**THE PROBLEM:** Present each line of the entries below that holds the word "商业计划书".

● ● ● ● ●

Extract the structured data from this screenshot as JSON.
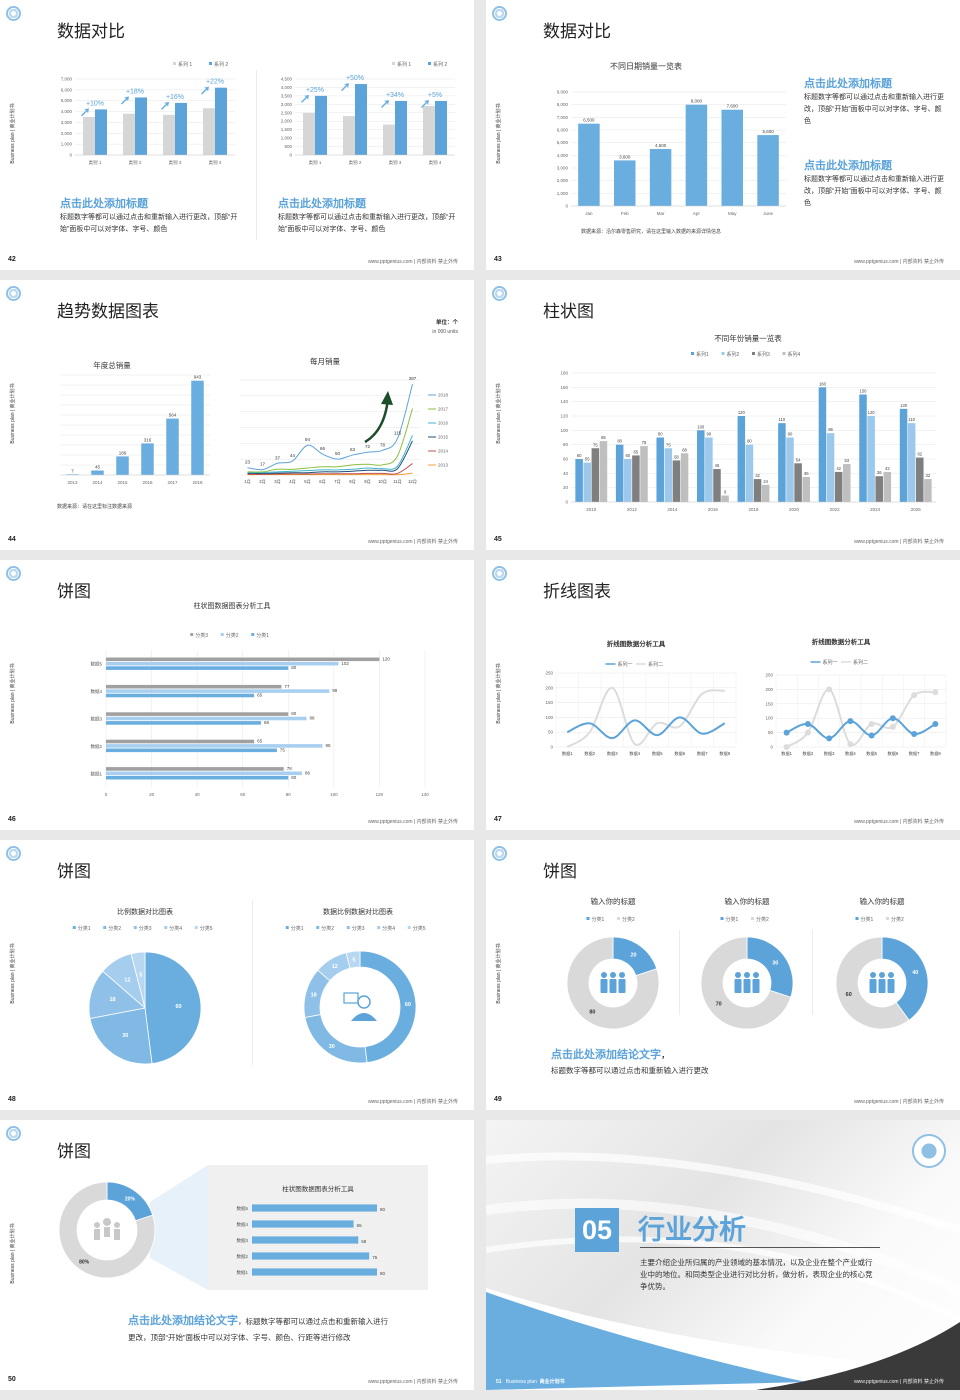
{
  "common": {
    "side_text": "Business plan | 商业计划书",
    "footer": "www.pptgenius.com | 内部资料 禁止外传"
  },
  "slides": [
    {
      "page": "42",
      "title": "数据对比",
      "left": {
        "heading": "点击此处添加标题",
        "body": "标题数字等都可以通过点击和重新输入进行更改，顶部“开始”面板中可以对字体、字号、颜色"
      },
      "right": {
        "heading": "点击此处添加标题",
        "body": "标题数字等都可以通过点击和重新输入进行更改，顶部“开始”面板中可以对字体、字号、颜色"
      }
    },
    {
      "page": "43",
      "title": "数据对比",
      "source": "数据来源：沿尔森零售研究，请在这里输入数据的来源详情信息",
      "blocks": [
        {
          "heading": "点击此处添加标题",
          "body": "标题数字等都可以通过点击和重新输入进行更改，顶部“开始”面板中可以对字体、字号、颜色"
        },
        {
          "heading": "点击此处添加标题",
          "body": "标题数字等都可以通过点击和重新输入进行更改，顶部“开始”面板中可以对字体、字号、颜色"
        }
      ]
    },
    {
      "page": "44",
      "title": "趋势数据图表",
      "unit": "单位：个",
      "unit_en": "in 000 units",
      "source": "数据来源：请在这里标注数据来源"
    },
    {
      "page": "45",
      "title": "柱状图"
    },
    {
      "page": "46",
      "title": "饼图"
    },
    {
      "page": "47",
      "title": "折线图表"
    },
    {
      "page": "48",
      "title": "饼图"
    },
    {
      "page": "49",
      "title": "饼图",
      "conclusion_heading": "点击此处添加结论文字",
      "conclusion_comma": "，",
      "conclusion_body": "标题数字等都可以通过点击和重新输入进行更改"
    },
    {
      "page": "50",
      "title": "饼图",
      "conclusion_heading": "点击此处添加结论文字",
      "conclusion_line1": "，标题数字等都可以通过点击和重新输入进行",
      "conclusion_line2": "更改，顶部“开始”面板中可以对字体、字号、颜色、行距等进行修改"
    },
    {
      "page": "51",
      "section_number": "05",
      "section_title": "行业分析",
      "section_body": "主要介绍企业所归属的产业领域的基本情况，以及企业在整个产业或行业中的地位。和同类型企业进行对比分析，做分析，表现企业的核心竞争优势。",
      "footer_label": "Business plan",
      "footer_cn": "商业计划书"
    }
  ],
  "colors": {
    "accent": "#5ba3d9",
    "light_blue": "#9cc8eb",
    "gray": "#d0d0d0",
    "dark_gray": "#7f7f7f",
    "dark": "#3a3a3a"
  },
  "chart_data": [
    {
      "type": "bar",
      "categories": [
        "类别 1",
        "类别 2",
        "类别 3",
        "类别 4"
      ],
      "series": [
        {
          "name": "系列 1",
          "values": [
            3500,
            3800,
            3700,
            4300
          ],
          "color": "#d6d6d6"
        },
        {
          "name": "系列 2",
          "values": [
            4200,
            5300,
            4800,
            6200
          ],
          "color": "#5ba3d9"
        }
      ],
      "ylim": [
        0,
        7000
      ],
      "ystep": 1000,
      "annotations": [
        "+10%",
        "+18%",
        "+16%",
        "+22%"
      ],
      "grid": true,
      "legend": "top-right"
    },
    {
      "type": "bar",
      "categories": [
        "类别 1",
        "类别 2",
        "类别 3",
        "类别 4"
      ],
      "series": [
        {
          "name": "系列 1",
          "values": [
            2500,
            2300,
            1800,
            2900
          ],
          "color": "#d6d6d6"
        },
        {
          "name": "系列 2",
          "values": [
            3500,
            4200,
            3200,
            3200
          ],
          "color": "#5ba3d9"
        }
      ],
      "ylim": [
        0,
        4500
      ],
      "ystep": 500,
      "annotations": [
        "+25%",
        "+50%",
        "+34%",
        "+5%"
      ],
      "grid": true,
      "legend": "top-right"
    },
    {
      "type": "bar",
      "title": "不同日期销量一览表",
      "categories": [
        "Jan",
        "Feb",
        "Mar",
        "Apr",
        "May",
        "June"
      ],
      "series": [
        {
          "values": [
            6500,
            3600,
            4500,
            8000,
            7600,
            5600
          ],
          "color": "#6aaee0"
        }
      ],
      "ylim": [
        0,
        9000
      ],
      "ystep": 1000,
      "data_labels": true,
      "grid": true
    },
    {
      "type": "bar",
      "title": "年度总销量",
      "categories": [
        "2013",
        "2014",
        "2015",
        "2016",
        "2017",
        "2018"
      ],
      "series": [
        {
          "values": [
            7,
            45,
            186,
            316,
            564,
            943
          ],
          "color": "#6aaee0"
        }
      ],
      "ylim": [
        0,
        1000
      ],
      "ystep": 100,
      "data_labels": true,
      "yticks_hidden": true,
      "grid": true
    },
    {
      "type": "line",
      "title": "每月销量",
      "categories": [
        "1月",
        "2月",
        "3月",
        "4月",
        "5月",
        "6月",
        "7月",
        "8月",
        "9月",
        "10月",
        "11月",
        "12月"
      ],
      "ylim": [
        0,
        300
      ],
      "ystep": 50,
      "smooth": true,
      "legend": "right",
      "grid": true,
      "series": [
        {
          "name": "2018",
          "color": "#5ba3d9",
          "values": [
            23,
            17,
            37,
            44,
            94,
            66,
            50,
            63,
            72,
            78,
            115,
            287
          ],
          "labels": true
        },
        {
          "name": "2017",
          "color": "#8bbf3f",
          "values": [
            10,
            10,
            18,
            18,
            22,
            26,
            26,
            32,
            34,
            32,
            60,
            210
          ]
        },
        {
          "name": "2016",
          "color": "#3cb5c9",
          "values": [
            8,
            8,
            10,
            12,
            14,
            16,
            16,
            18,
            22,
            20,
            28,
            125
          ]
        },
        {
          "name": "2015",
          "color": "#1f4e79",
          "values": [
            5,
            5,
            6,
            7,
            7,
            10,
            10,
            12,
            15,
            15,
            20,
            108
          ]
        },
        {
          "name": "2014",
          "color": "#c0504d",
          "values": [
            2,
            2,
            3,
            3,
            3,
            4,
            4,
            4,
            5,
            5,
            5,
            36
          ]
        },
        {
          "name": "2013",
          "color": "#f0a030",
          "values": [
            1,
            1,
            1,
            1,
            1,
            1,
            1,
            1,
            1,
            1,
            1,
            6
          ]
        }
      ]
    },
    {
      "type": "bar",
      "title": "不同年份销量一览表",
      "categories": [
        "2010",
        "2012",
        "2014",
        "2016",
        "2018",
        "2020",
        "2022",
        "2024",
        "2026"
      ],
      "ylim": [
        0,
        180
      ],
      "ystep": 20,
      "data_labels": true,
      "legend": "top",
      "grid": true,
      "series": [
        {
          "name": "系列1",
          "color": "#5ba3d9",
          "values": [
            60,
            80,
            90,
            100,
            120,
            110,
            160,
            150,
            130
          ]
        },
        {
          "name": "系列2",
          "color": "#9cc8eb",
          "values": [
            55,
            60,
            75,
            90,
            80,
            90,
            96,
            120,
            110
          ]
        },
        {
          "name": "系列3",
          "color": "#7f7f7f",
          "values": [
            75,
            65,
            58,
            46,
            32,
            54,
            42,
            36,
            62
          ]
        },
        {
          "name": "系列4",
          "color": "#bfbfbf",
          "values": [
            85,
            78,
            68,
            9,
            24,
            35,
            53,
            42,
            32
          ]
        }
      ]
    },
    {
      "type": "hbar",
      "title": "柱状图数据图表分析工具",
      "categories": [
        "数据1",
        "数据2",
        "数据3",
        "数据4",
        "数据5"
      ],
      "xlim": [
        0,
        140
      ],
      "xstep": 20,
      "data_labels": true,
      "legend": "top",
      "grid": true,
      "series": [
        {
          "name": "分类1",
          "color": "#6aaee0",
          "values": [
            80,
            75,
            68,
            65,
            80
          ]
        },
        {
          "name": "分类2",
          "color": "#a8cff0",
          "values": [
            86,
            95,
            88,
            98,
            102
          ]
        },
        {
          "name": "分类3",
          "color": "#a0a0a0",
          "values": [
            78,
            65,
            80,
            77,
            120
          ]
        }
      ]
    },
    {
      "type": "line",
      "title": "折线图数据分析工具",
      "categories": [
        "数据1",
        "数据2",
        "数据3",
        "数据4",
        "数据5",
        "数据6",
        "数据7",
        "数据8"
      ],
      "ylim": [
        0,
        250
      ],
      "ystep": 50,
      "smooth": true,
      "legend": "top",
      "grid": true,
      "series": [
        {
          "name": "系列一",
          "color": "#5ba3d9",
          "values": [
            50,
            80,
            30,
            90,
            40,
            100,
            45,
            80
          ]
        },
        {
          "name": "系列二",
          "color": "#dcdcdc",
          "values": [
            0,
            50,
            200,
            10,
            80,
            70,
            180,
            190
          ]
        }
      ]
    },
    {
      "type": "line",
      "title": "折线图数据分析工具",
      "categories": [
        "数据1",
        "数据2",
        "数据3",
        "数据4",
        "数据5",
        "数据6",
        "数据7",
        "数据8"
      ],
      "ylim": [
        0,
        250
      ],
      "ystep": 50,
      "smooth": true,
      "markers": true,
      "legend": "top",
      "grid": true,
      "series": [
        {
          "name": "系列一",
          "color": "#5ba3d9",
          "values": [
            50,
            80,
            30,
            90,
            40,
            100,
            45,
            80
          ]
        },
        {
          "name": "系列二",
          "color": "#dcdcdc",
          "values": [
            0,
            50,
            200,
            10,
            80,
            70,
            180,
            190
          ]
        }
      ]
    },
    {
      "type": "pie",
      "title": "比例数据对比图表",
      "labels": [
        "分类1",
        "分类2",
        "分类3",
        "分类4",
        "分类5"
      ],
      "values": [
        60,
        30,
        18,
        12,
        5
      ],
      "colors": [
        "#6aaee0",
        "#80b9e4",
        "#8fc1e8",
        "#a4cdee",
        "#b8d8f2"
      ],
      "legend": "top"
    },
    {
      "type": "pie",
      "donut": true,
      "title": "数据比例数据对比图表",
      "labels": [
        "分类1",
        "分类2",
        "分类3",
        "分类4",
        "分类5"
      ],
      "values": [
        60,
        30,
        18,
        12,
        5
      ],
      "colors": [
        "#6aaee0",
        "#80b9e4",
        "#8fc1e8",
        "#a4cdee",
        "#b8d8f2"
      ],
      "legend": "top",
      "center_icon": "person-chat-icon"
    },
    {
      "type": "pie",
      "donut": true,
      "title": "输入你的标题",
      "labels": [
        "分类1",
        "分类2"
      ],
      "values": [
        20,
        80
      ],
      "colors": [
        "#5ba3d9",
        "#d9d9d9"
      ],
      "legend": "top",
      "center_icon": "group-icon"
    },
    {
      "type": "pie",
      "donut": true,
      "title": "输入你的标题",
      "labels": [
        "分类1",
        "分类2"
      ],
      "values": [
        30,
        70
      ],
      "colors": [
        "#5ba3d9",
        "#d9d9d9"
      ],
      "legend": "top",
      "center_icon": "group-icon"
    },
    {
      "type": "pie",
      "donut": true,
      "title": "输入你的标题",
      "labels": [
        "分类1",
        "分类2"
      ],
      "values": [
        40,
        60
      ],
      "colors": [
        "#5ba3d9",
        "#d9d9d9"
      ],
      "legend": "top",
      "center_icon": "group-icon"
    },
    {
      "type": "pie",
      "donut": true,
      "labels": [
        "20%",
        "80%"
      ],
      "values": [
        20,
        80
      ],
      "colors": [
        "#5ba3d9",
        "#d9d9d9"
      ],
      "center_icon": "team-icon"
    },
    {
      "type": "hbar",
      "title": "柱状图数据图表分析工具",
      "categories": [
        "数据1",
        "数据2",
        "数据3",
        "数据4",
        "数据5"
      ],
      "xlim": [
        0,
        80
      ],
      "data_labels": true,
      "series": [
        {
          "color": "#6aaee0",
          "values": [
            80,
            75,
            68,
            65,
            80
          ]
        }
      ]
    }
  ]
}
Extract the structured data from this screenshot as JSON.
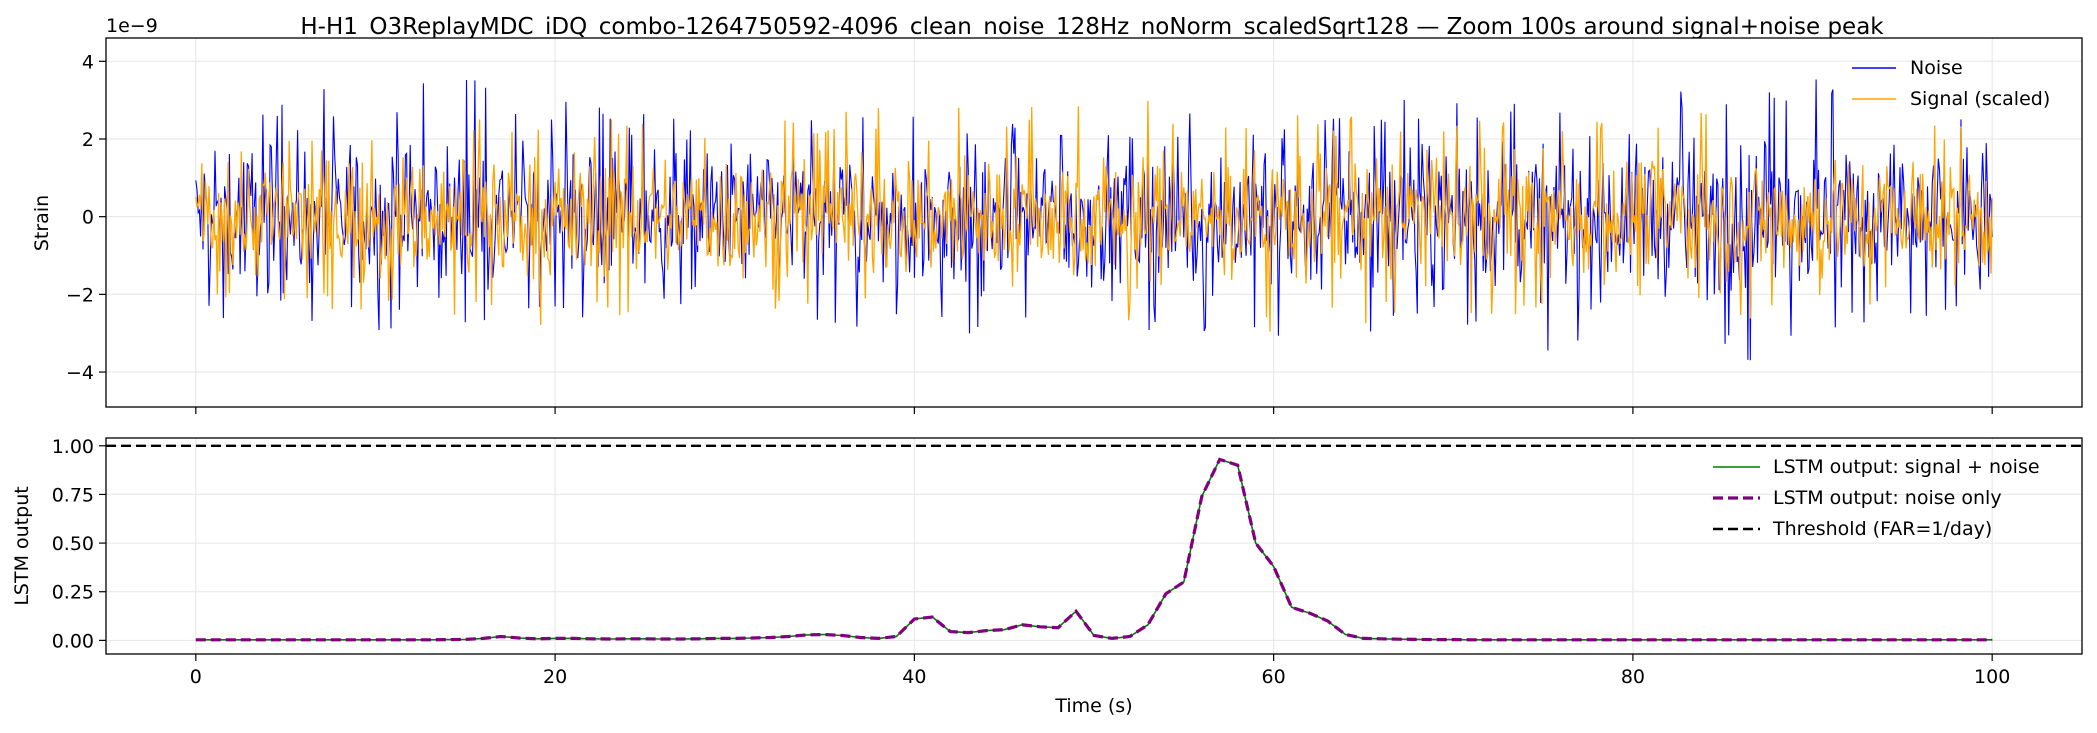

● ● ● ● ●

**FINAL RESULT:**
    "side_text": "Business plan | 商业计划书",
      "footer_cn": "商业计划书"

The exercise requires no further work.